Aim: Quote the entries in full, character for character, without their images.

Information supplied:
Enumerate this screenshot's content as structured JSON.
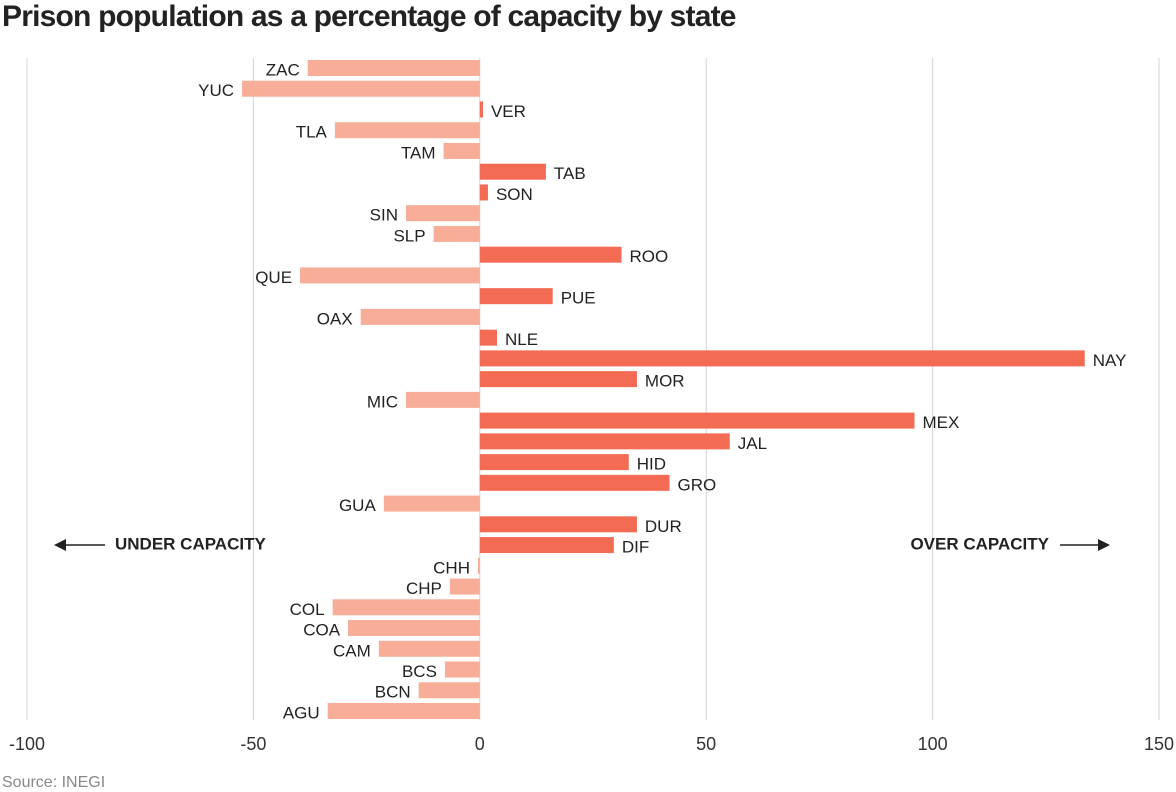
{
  "chart_data": {
    "type": "hbar_diverging",
    "title": "Prison population as a percentage of capacity by state",
    "source": "Source: INEGI",
    "annotations": [
      "UNDER CAPACITY",
      "OVER CAPACITY"
    ],
    "categories": [
      "ZAC",
      "YUC",
      "VER",
      "TLA",
      "TAM",
      "TAB",
      "SON",
      "SIN",
      "SLP",
      "ROO",
      "QUE",
      "PUE",
      "OAX",
      "NLE",
      "NAY",
      "MOR",
      "MIC",
      "MEX",
      "JAL",
      "HID",
      "GRO",
      "GUA",
      "DUR",
      "DIF",
      "CHH",
      "CHP",
      "COL",
      "COA",
      "CAM",
      "BCS",
      "BCN",
      "AGU"
    ],
    "values": [
      -38,
      -52.5,
      0.7,
      -32,
      -8,
      14.6,
      1.8,
      -16.3,
      -10.2,
      31.3,
      -39.7,
      16.1,
      -26.3,
      3.8,
      133.6,
      34.7,
      -16.3,
      96,
      55.2,
      32.9,
      41.9,
      -21.2,
      34.7,
      29.6,
      -0.4,
      -6.6,
      -32.5,
      -29.1,
      -22.3,
      -7.7,
      -13.5,
      -33.6
    ],
    "positive_color": "#f26b52",
    "negative_color": "#f7ad97",
    "xlim": [
      -100,
      150
    ],
    "xticks": [
      -100,
      -50,
      0,
      50,
      100,
      150
    ],
    "grid": true
  }
}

Answer in full:
Enumerate this screenshot's content as structured JSON.
{
  "chart_data": {
    "type": "hbar_diverging",
    "title": "Prison population as a percentage of capacity by state",
    "source": "Source: INEGI",
    "annotations": [
      "UNDER CAPACITY",
      "OVER CAPACITY"
    ],
    "categories": [
      "ZAC",
      "YUC",
      "VER",
      "TLA",
      "TAM",
      "TAB",
      "SON",
      "SIN",
      "SLP",
      "ROO",
      "QUE",
      "PUE",
      "OAX",
      "NLE",
      "NAY",
      "MOR",
      "MIC",
      "MEX",
      "JAL",
      "HID",
      "GRO",
      "GUA",
      "DUR",
      "DIF",
      "CHH",
      "CHP",
      "COL",
      "COA",
      "CAM",
      "BCS",
      "BCN",
      "AGU"
    ],
    "values": [
      -38,
      -52.5,
      0.7,
      -32,
      -8,
      14.6,
      1.8,
      -16.3,
      -10.2,
      31.3,
      -39.7,
      16.1,
      -26.3,
      3.8,
      133.6,
      34.7,
      -16.3,
      96,
      55.2,
      32.9,
      41.9,
      -21.2,
      34.7,
      29.6,
      -0.4,
      -6.6,
      -32.5,
      -29.1,
      -22.3,
      -7.7,
      -13.5,
      -33.6
    ],
    "positive_color": "#f26b52",
    "negative_color": "#f7ad97",
    "xlim": [
      -100,
      150
    ],
    "xticks": [
      -100,
      -50,
      0,
      50,
      100,
      150
    ],
    "grid": true
  }
}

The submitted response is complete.